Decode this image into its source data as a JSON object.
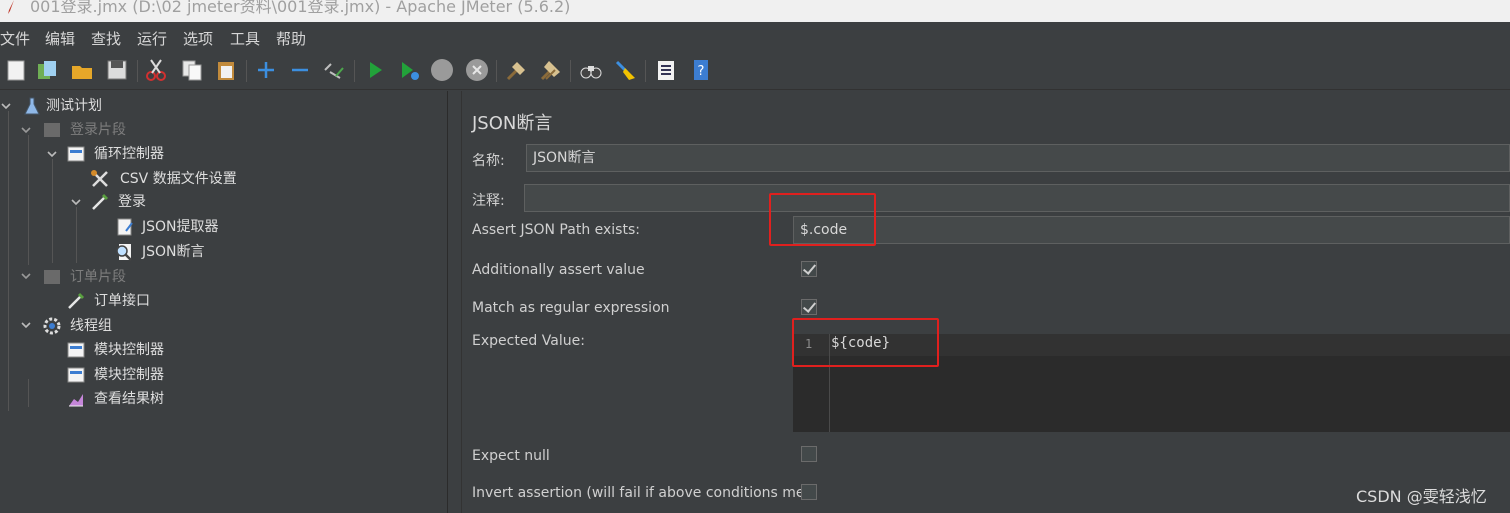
{
  "window": {
    "title": "001登录.jmx (D:\\02 jmeter资料\\001登录.jmx) - Apache JMeter (5.6.2)"
  },
  "menu": {
    "items": [
      "文件",
      "编辑",
      "查找",
      "运行",
      "选项",
      "工具",
      "帮助"
    ]
  },
  "toolbar": {
    "icons": [
      "new-icon",
      "templates-icon",
      "open-icon",
      "save-icon",
      "cut-icon",
      "copy-icon",
      "paste-icon",
      "expand-icon",
      "collapse-icon",
      "toggle-icon",
      "start-icon",
      "start-no-pause-icon",
      "stop-icon",
      "shutdown-icon",
      "clear-icon",
      "clear-all-icon",
      "search-icon",
      "reset-search-icon",
      "function-helper-icon",
      "help-icon"
    ]
  },
  "tree": {
    "nodes": [
      {
        "label": "测试计划",
        "icon": "flask-icon"
      },
      {
        "label": "登录片段",
        "icon": "fragment-icon"
      },
      {
        "label": "循环控制器",
        "icon": "controller-icon"
      },
      {
        "label": "CSV 数据文件设置",
        "icon": "tools-icon"
      },
      {
        "label": "登录",
        "icon": "pipette-icon"
      },
      {
        "label": "JSON提取器",
        "icon": "document-icon"
      },
      {
        "label": "JSON断言",
        "icon": "magnifier-icon"
      },
      {
        "label": "订单片段",
        "icon": "fragment-icon"
      },
      {
        "label": "订单接口",
        "icon": "pipette-icon"
      },
      {
        "label": "线程组",
        "icon": "gear-icon"
      },
      {
        "label": "模块控制器",
        "icon": "controller-icon"
      },
      {
        "label": "模块控制器",
        "icon": "controller-icon"
      },
      {
        "label": "查看结果树",
        "icon": "chart-icon"
      }
    ]
  },
  "panel": {
    "title": "JSON断言",
    "name_label": "名称:",
    "name_value": "JSON断言",
    "comment_label": "注释:",
    "comment_value": "",
    "path_label": "Assert JSON Path exists:",
    "path_value": "$.code",
    "additionally_label": "Additionally assert value",
    "additionally_checked": true,
    "regex_label": "Match as regular expression",
    "regex_checked": true,
    "expected_label": "Expected Value:",
    "expected_line_number": "1",
    "expected_value": "${code}",
    "expect_null_label": "Expect null",
    "expect_null_checked": false,
    "invert_label": "Invert assertion (will fail if above conditions met)",
    "invert_checked": false
  },
  "watermark": "CSDN @雯轻浅忆",
  "colors": {
    "highlight": "#e0201e",
    "selection": "#0d293e",
    "background": "#3c3f41"
  }
}
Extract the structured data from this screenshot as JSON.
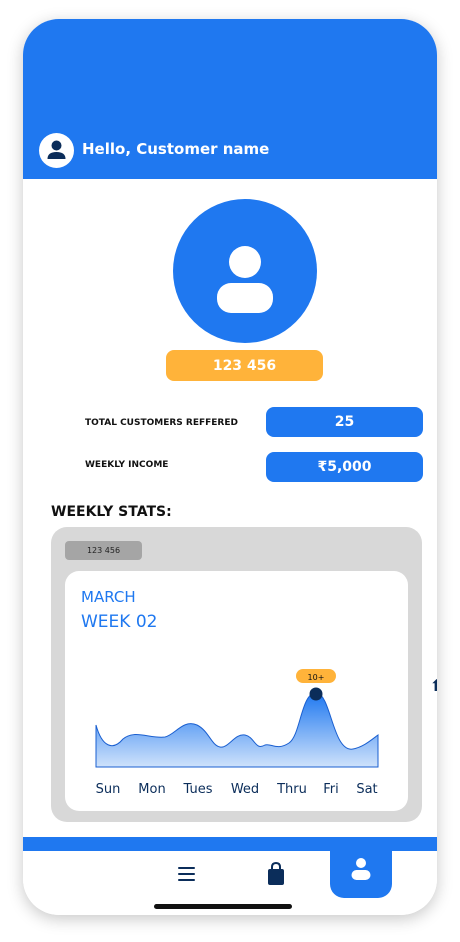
{
  "header": {
    "greeting": "Hello, Customer name"
  },
  "profile": {
    "id_badge": "123 456"
  },
  "stats": [
    {
      "label": "TOTAL CUSTOMERS REFFERED",
      "value": "25"
    },
    {
      "label": "WEEKLY INCOME",
      "value": "₹5,000"
    }
  ],
  "weekly": {
    "title": "WEEKLY STATS:",
    "tag": "123 456",
    "month": "MARCH",
    "week": "WEEK 02",
    "peak_label": "10+"
  },
  "chart_data": {
    "type": "area",
    "x": [
      "Sun",
      "Mon",
      "Tues",
      "Wed",
      "Thru",
      "Fri",
      "Sat"
    ],
    "callout": {
      "at": "Fri",
      "label": "10+"
    }
  },
  "nav": {
    "items": [
      {
        "name": "menu",
        "icon": "menu-icon"
      },
      {
        "name": "shop",
        "icon": "bag-icon"
      },
      {
        "name": "profile",
        "icon": "user-icon",
        "active": true
      }
    ]
  },
  "colors": {
    "primary": "#1f78f0",
    "accent": "#ffb33a",
    "dark": "#0b2d5a",
    "card_bg": "#d8d8d8"
  }
}
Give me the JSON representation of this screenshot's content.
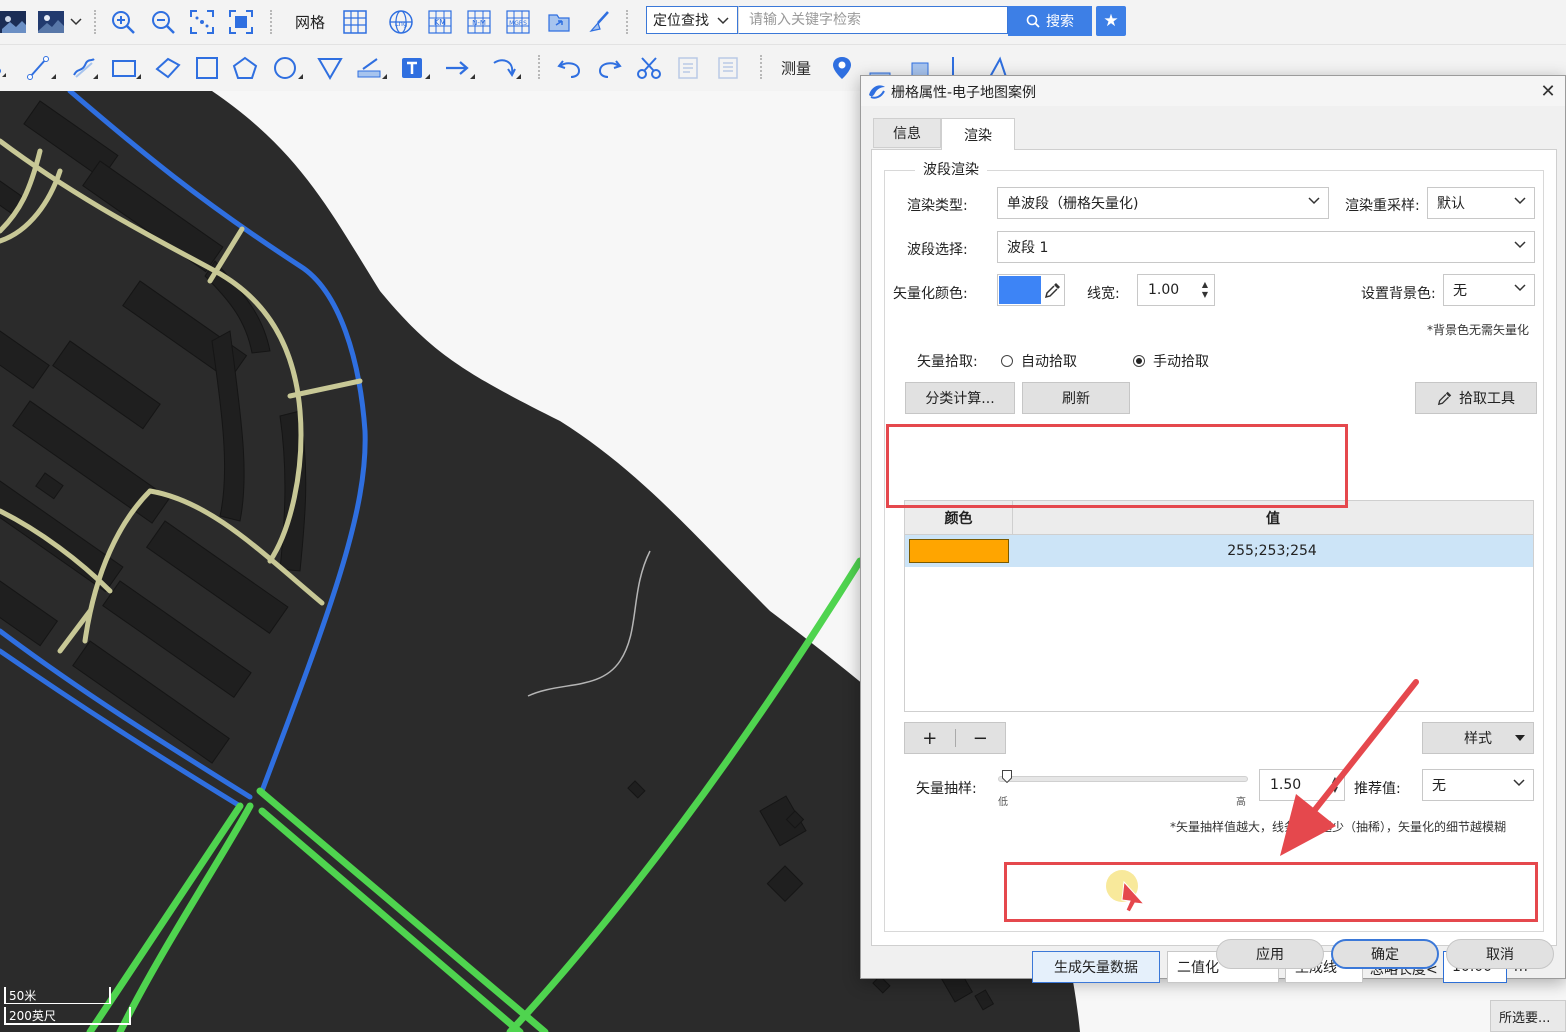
{
  "toolbar1": {
    "grid_label": "网格",
    "grid_buttons": [
      "Lng",
      "KM",
      "N-M",
      "MGRS"
    ],
    "search": {
      "mode_label": "定位查找",
      "placeholder": "请输入关键字检索",
      "button_label": "搜索"
    }
  },
  "toolbar2": {
    "measure_label": "测量"
  },
  "map": {
    "scale_metric": "50米",
    "scale_imperial": "200英尺",
    "status_select": "所选要..."
  },
  "dialog": {
    "title": "栅格属性-电子地图案例",
    "tabs": [
      {
        "label": "信息",
        "active": false
      },
      {
        "label": "渲染",
        "active": true
      }
    ],
    "group_title": "波段渲染",
    "render_type_label": "渲染类型:",
    "render_type_value": "单波段（栅格矢量化)",
    "resample_label": "渲染重采样:",
    "resample_value": "默认",
    "band_label": "波段选择:",
    "band_value": "波段 1",
    "vector_color_label": "矢量化颜色:",
    "vector_color": "#3d84f6",
    "line_width_label": "线宽:",
    "line_width_value": "1.00",
    "bg_color_label": "设置背景色:",
    "bg_color_value": "无",
    "bg_note": "*背景色无需矢量化",
    "pick_label": "矢量拾取:",
    "pick_auto": "自动拾取",
    "pick_manual": "手动拾取",
    "pick_selected": "manual",
    "classify_button": "分类计算...",
    "refresh_button": "刷新",
    "pick_tool_button": "拾取工具",
    "table": {
      "columns": [
        "颜色",
        "值"
      ],
      "rows": [
        {
          "color": "#ffa500",
          "value": "255;253;254",
          "selected": true
        }
      ]
    },
    "add_button": "+",
    "remove_button": "−",
    "style_button": "样式",
    "sampling_label": "矢量抽样:",
    "sampling_low": "低",
    "sampling_high": "高",
    "sampling_value": "1.50",
    "recommended_label": "推荐值:",
    "recommended_value": "无",
    "sampling_note": "*矢量抽样值越大，线条的点越少（抽稀），矢量化的细节越模糊",
    "generate_button": "生成矢量数据",
    "binarize_value": "二值化",
    "generate_type_value": "生成线",
    "ignore_length_label": "忽略长度<",
    "ignore_length_value": "10.00",
    "ignore_length_unit": "m",
    "apply_button": "应用",
    "ok_button": "确定",
    "cancel_button": "取消"
  },
  "colors": {
    "accent": "#3d7fe6",
    "road_blue": "#2f6fe0",
    "road_green": "#4fd44f",
    "road_khaki": "#c8c896",
    "map_dark": "#2b2b2b",
    "highlight_red": "#e5484d",
    "selected_row": "#cce4f7"
  }
}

_Aim:_ Pictures excluded, quote all the data above exactly.

_Reply to the exercise:_
Decode this image into its source data as a JSON object.
{
  "window": {
    "title": "001登录.jmx (D:\\02 jmeter资料\\001登录.jmx) - Apache JMeter (5.6.2)"
  },
  "menu": {
    "items": [
      "文件",
      "编辑",
      "查找",
      "运行",
      "选项",
      "工具",
      "帮助"
    ]
  },
  "toolbar": {
    "icons": [
      "new-icon",
      "templates-icon",
      "open-icon",
      "save-icon",
      "cut-icon",
      "copy-icon",
      "paste-icon",
      "expand-icon",
      "collapse-icon",
      "toggle-icon",
      "start-icon",
      "start-no-pause-icon",
      "stop-icon",
      "shutdown-icon",
      "clear-icon",
      "clear-all-icon",
      "search-icon",
      "reset-search-icon",
      "function-helper-icon",
      "help-icon"
    ]
  },
  "tree": {
    "nodes": [
      {
        "label": "测试计划",
        "icon": "flask-icon"
      },
      {
        "label": "登录片段",
        "icon": "fragment-icon"
      },
      {
        "label": "循环控制器",
        "icon": "controller-icon"
      },
      {
        "label": "CSV 数据文件设置",
        "icon": "tools-icon"
      },
      {
        "label": "登录",
        "icon": "pipette-icon"
      },
      {
        "label": "JSON提取器",
        "icon": "document-icon"
      },
      {
        "label": "JSON断言",
        "icon": "magnifier-icon"
      },
      {
        "label": "订单片段",
        "icon": "fragment-icon"
      },
      {
        "label": "订单接口",
        "icon": "pipette-icon"
      },
      {
        "label": "线程组",
        "icon": "gear-icon"
      },
      {
        "label": "模块控制器",
        "icon": "controller-icon"
      },
      {
        "label": "模块控制器",
        "icon": "controller-icon"
      },
      {
        "label": "查看结果树",
        "icon": "chart-icon"
      }
    ]
  },
  "panel": {
    "title": "JSON断言",
    "name_label": "名称:",
    "name_value": "JSON断言",
    "comment_label": "注释:",
    "comment_value": "",
    "path_label": "Assert JSON Path exists:",
    "path_value": "$.code",
    "additionally_label": "Additionally assert value",
    "additionally_checked": true,
    "regex_label": "Match as regular expression",
    "regex_checked": true,
    "expected_label": "Expected Value:",
    "expected_line_number": "1",
    "expected_value": "${code}",
    "expect_null_label": "Expect null",
    "expect_null_checked": false,
    "invert_label": "Invert assertion (will fail if above conditions met)",
    "invert_checked": false
  },
  "watermark": "CSDN @雯轻浅忆",
  "colors": {
    "highlight": "#e0201e",
    "selection": "#0d293e",
    "background": "#3c3f41"
  }
}
Extract the structured data from this screenshot as JSON.
{
  "header": {
    "greeting": "Hello, Customer name"
  },
  "profile": {
    "id_badge": "123 456"
  },
  "stats": [
    {
      "label": "TOTAL CUSTOMERS REFFERED",
      "value": "25"
    },
    {
      "label": "WEEKLY INCOME",
      "value": "₹5,000"
    }
  ],
  "weekly": {
    "title": "WEEKLY STATS:",
    "tag": "123 456",
    "month": "MARCH",
    "week": "WEEK 02",
    "peak_label": "10+"
  },
  "chart_data": {
    "type": "area",
    "x": [
      "Sun",
      "Mon",
      "Tues",
      "Wed",
      "Thru",
      "Fri",
      "Sat"
    ],
    "callout": {
      "at": "Fri",
      "label": "10+"
    }
  },
  "nav": {
    "items": [
      {
        "name": "menu",
        "icon": "menu-icon"
      },
      {
        "name": "shop",
        "icon": "bag-icon"
      },
      {
        "name": "profile",
        "icon": "user-icon",
        "active": true
      }
    ]
  },
  "colors": {
    "primary": "#1f78f0",
    "accent": "#ffb33a",
    "dark": "#0b2d5a",
    "card_bg": "#d8d8d8"
  }
}
Give me the JSON representation of this screenshot's content.
{
  "toolbar1": {
    "grid_label": "网格",
    "grid_buttons": [
      "Lng",
      "KM",
      "N-M",
      "MGRS"
    ],
    "search": {
      "mode_label": "定位查找",
      "placeholder": "请输入关键字检索",
      "button_label": "搜索"
    }
  },
  "toolbar2": {
    "measure_label": "测量"
  },
  "map": {
    "scale_metric": "50米",
    "scale_imperial": "200英尺",
    "status_select": "所选要..."
  },
  "dialog": {
    "title": "栅格属性-电子地图案例",
    "tabs": [
      {
        "label": "信息",
        "active": false
      },
      {
        "label": "渲染",
        "active": true
      }
    ],
    "group_title": "波段渲染",
    "render_type_label": "渲染类型:",
    "render_type_value": "单波段（栅格矢量化)",
    "resample_label": "渲染重采样:",
    "resample_value": "默认",
    "band_label": "波段选择:",
    "band_value": "波段 1",
    "vector_color_label": "矢量化颜色:",
    "vector_color": "#3d84f6",
    "line_width_label": "线宽:",
    "line_width_value": "1.00",
    "bg_color_label": "设置背景色:",
    "bg_color_value": "无",
    "bg_note": "*背景色无需矢量化",
    "pick_label": "矢量拾取:",
    "pick_auto": "自动拾取",
    "pick_manual": "手动拾取",
    "pick_selected": "manual",
    "classify_button": "分类计算...",
    "refresh_button": "刷新",
    "pick_tool_button": "拾取工具",
    "table": {
      "columns": [
        "颜色",
        "值"
      ],
      "rows": [
        {
          "color": "#ffa500",
          "value": "255;253;254",
          "selected": true
        }
      ]
    },
    "add_button": "+",
    "remove_button": "−",
    "style_button": "样式",
    "sampling_label": "矢量抽样:",
    "sampling_low": "低",
    "sampling_high": "高",
    "sampling_value": "1.50",
    "recommended_label": "推荐值:",
    "recommended_value": "无",
    "sampling_note": "*矢量抽样值越大，线条的点越少（抽稀），矢量化的细节越模糊",
    "generate_button": "生成矢量数据",
    "binarize_value": "二值化",
    "generate_type_value": "生成线",
    "ignore_length_label": "忽略长度<",
    "ignore_length_value": "10.00",
    "ignore_length_unit": "m",
    "apply_button": "应用",
    "ok_button": "确定",
    "cancel_button": "取消"
  },
  "colors": {
    "accent": "#3d7fe6",
    "road_blue": "#2f6fe0",
    "road_green": "#4fd44f",
    "road_khaki": "#c8c896",
    "map_dark": "#2b2b2b",
    "highlight_red": "#e5484d",
    "selected_row": "#cce4f7"
  }
}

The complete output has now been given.